**Short task**
In the listing below, count each line containing "values" and answer with the count only.

**Data supplied**
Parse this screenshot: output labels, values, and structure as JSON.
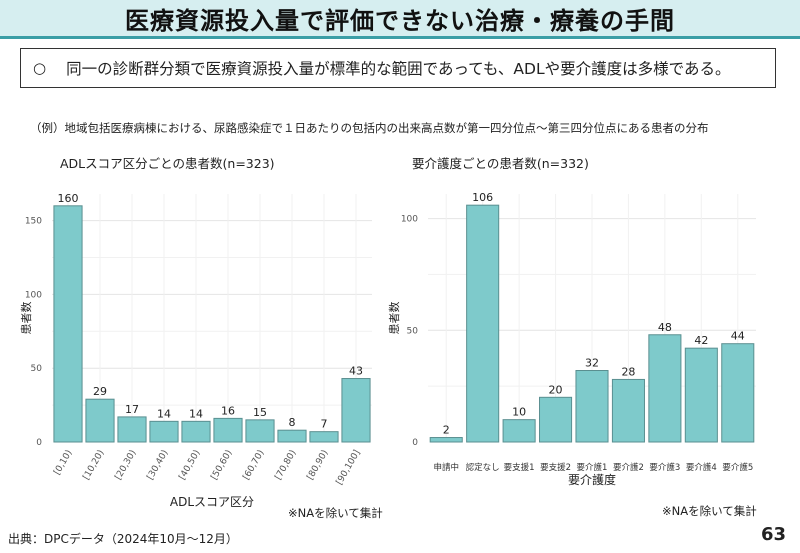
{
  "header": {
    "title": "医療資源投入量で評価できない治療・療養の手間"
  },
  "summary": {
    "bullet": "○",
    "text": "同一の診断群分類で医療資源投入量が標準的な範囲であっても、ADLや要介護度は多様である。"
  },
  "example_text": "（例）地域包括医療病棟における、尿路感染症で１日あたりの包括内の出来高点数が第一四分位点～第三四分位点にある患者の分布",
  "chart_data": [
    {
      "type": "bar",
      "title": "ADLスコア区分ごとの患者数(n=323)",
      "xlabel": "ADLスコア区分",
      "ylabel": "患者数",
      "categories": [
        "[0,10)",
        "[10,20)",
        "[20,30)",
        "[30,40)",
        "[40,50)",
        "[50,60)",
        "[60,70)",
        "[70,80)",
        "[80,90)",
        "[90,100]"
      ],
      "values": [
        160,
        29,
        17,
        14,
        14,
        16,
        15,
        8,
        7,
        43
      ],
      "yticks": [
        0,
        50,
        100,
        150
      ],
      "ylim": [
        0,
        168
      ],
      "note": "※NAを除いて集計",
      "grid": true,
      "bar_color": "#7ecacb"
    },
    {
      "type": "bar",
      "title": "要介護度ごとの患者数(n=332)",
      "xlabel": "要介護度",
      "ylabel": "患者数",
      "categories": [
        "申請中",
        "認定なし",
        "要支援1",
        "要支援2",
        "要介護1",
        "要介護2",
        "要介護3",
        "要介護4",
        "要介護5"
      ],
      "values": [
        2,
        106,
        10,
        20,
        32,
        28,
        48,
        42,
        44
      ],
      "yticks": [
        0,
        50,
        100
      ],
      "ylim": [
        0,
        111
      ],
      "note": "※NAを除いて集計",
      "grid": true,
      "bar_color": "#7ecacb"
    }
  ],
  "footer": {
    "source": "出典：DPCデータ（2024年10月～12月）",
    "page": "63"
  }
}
--
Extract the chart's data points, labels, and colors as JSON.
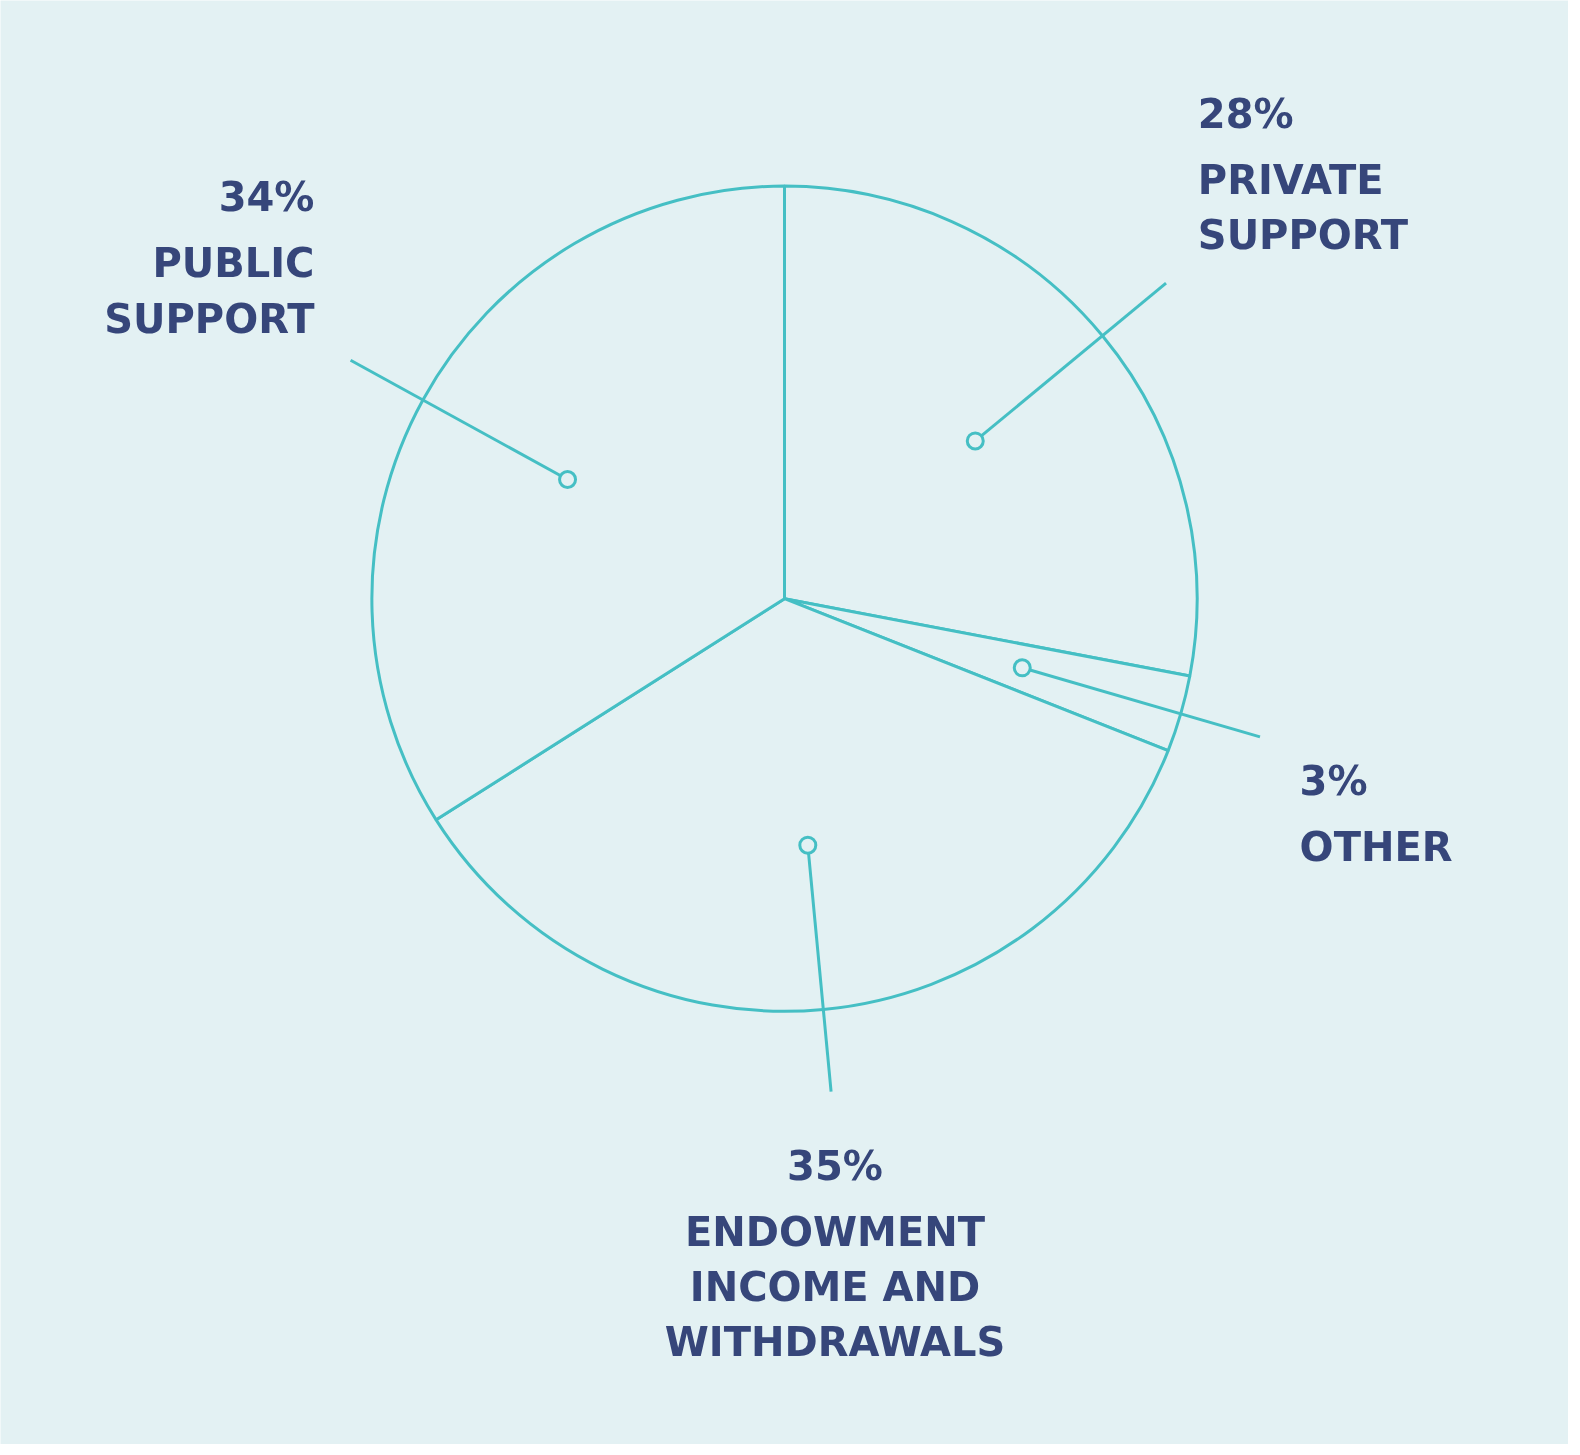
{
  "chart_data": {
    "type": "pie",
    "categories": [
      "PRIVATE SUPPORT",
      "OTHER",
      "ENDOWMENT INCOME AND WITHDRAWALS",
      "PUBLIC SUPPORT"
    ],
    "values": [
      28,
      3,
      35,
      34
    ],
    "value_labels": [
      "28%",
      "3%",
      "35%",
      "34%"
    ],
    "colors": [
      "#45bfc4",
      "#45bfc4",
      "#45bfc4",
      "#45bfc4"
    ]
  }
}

**Problem solution**
4